(Entries from a dataset)
######

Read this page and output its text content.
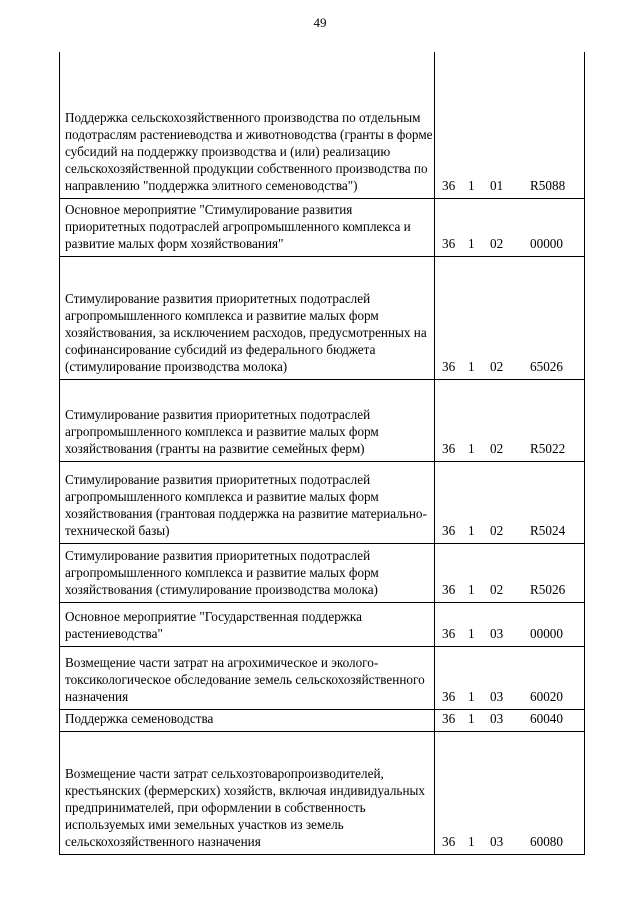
49
Поддержка сельскохозяйственного производства по отдельным подотраслям растениеводства и животноводства (гранты в форме субсидий на поддержку производства и (или) реализацию сельскохозяйственной продукции собственного производства по направлению "поддержка элитного семеноводства")	36 1 01 R5088
Основное мероприятие "Стимулирование развития приоритетных подотраслей агропромышленного комплекса и развитие малых форм хозяйствования"	36 1 02 00000
Стимулирование развития приоритетных подотраслей агропромышленного комплекса и развитие малых форм хозяйствования, за исключением расходов, предусмотренных на софинансирование субсидий из федерального бюджета (стимулирование производства молока)	36 1 02 65026
Стимулирование развития приоритетных подотраслей агропромышленного комплекса и развитие малых форм хозяйствования (гранты на развитие семейных ферм)	36 1 02 R5022
Стимулирование развития приоритетных подотраслей агропромышленного комплекса и развитие малых форм хозяйствования (грантовая поддержка на развитие материально-технической базы)	36 1 02 R5024
Стимулирование развития приоритетных подотраслей агропромышленного комплекса и развитие малых форм хозяйствования (стимулирование производства молока)	36 1 02 R5026
Основное мероприятие "Государственная поддержка растениеводства"	36 1 03 00000
Возмещение части затрат на агрохимическое и эколого-токсикологическое обследование земель сельскохозяйственного назначения	36 1 03 60020
Поддержка семеноводства	36 1 03 60040
Возмещение части затрат сельхозтоваропроизводителей, крестьянских (фермерских) хозяйств, включая индивидуальных предпринимателей, при оформлении в собственность используемых ими земельных участков из земель сельскохозяйственного назначения	36 1 03 60080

######

## DESCRIPTION OF THE TASK
Output the full set of records above without changing a word, and drop the images.

## FINAL RESULT
Read this page and output its text content.
49
Поддержка сельскохозяйственного производства по отдельным подотраслям растениеводства и животноводства (гранты в форме субсидий на поддержку производства и (или) реализацию сельскохозяйственной продукции собственного производства по направлению "поддержка элитного семеноводства")	36 1 01 R5088
Основное мероприятие "Стимулирование развития приоритетных подотраслей агропромышленного комплекса и развитие малых форм хозяйствования"	36 1 02 00000
Стимулирование развития приоритетных подотраслей агропромышленного комплекса и развитие малых форм хозяйствования, за исключением расходов, предусмотренных на софинансирование субсидий из федерального бюджета (стимулирование производства молока)	36 1 02 65026
Стимулирование развития приоритетных подотраслей агропромышленного комплекса и развитие малых форм хозяйствования (гранты на развитие семейных ферм)	36 1 02 R5022
Стимулирование развития приоритетных подотраслей агропромышленного комплекса и развитие малых форм хозяйствования (грантовая поддержка на развитие материально-технической базы)	36 1 02 R5024
Стимулирование развития приоритетных подотраслей агропромышленного комплекса и развитие малых форм хозяйствования (стимулирование производства молока)	36 1 02 R5026
Основное мероприятие "Государственная поддержка растениеводства"	36 1 03 00000
Возмещение части затрат на агрохимическое и эколого-токсикологическое обследование земель сельскохозяйственного назначения	36 1 03 60020
Поддержка семеноводства	36 1 03 60040
Возмещение части затрат сельхозтоваропроизводителей, крестьянских (фермерских) хозяйств, включая индивидуальных предпринимателей, при оформлении в собственность используемых ими земельных участков из земель сельскохозяйственного назначения	36 1 03 60080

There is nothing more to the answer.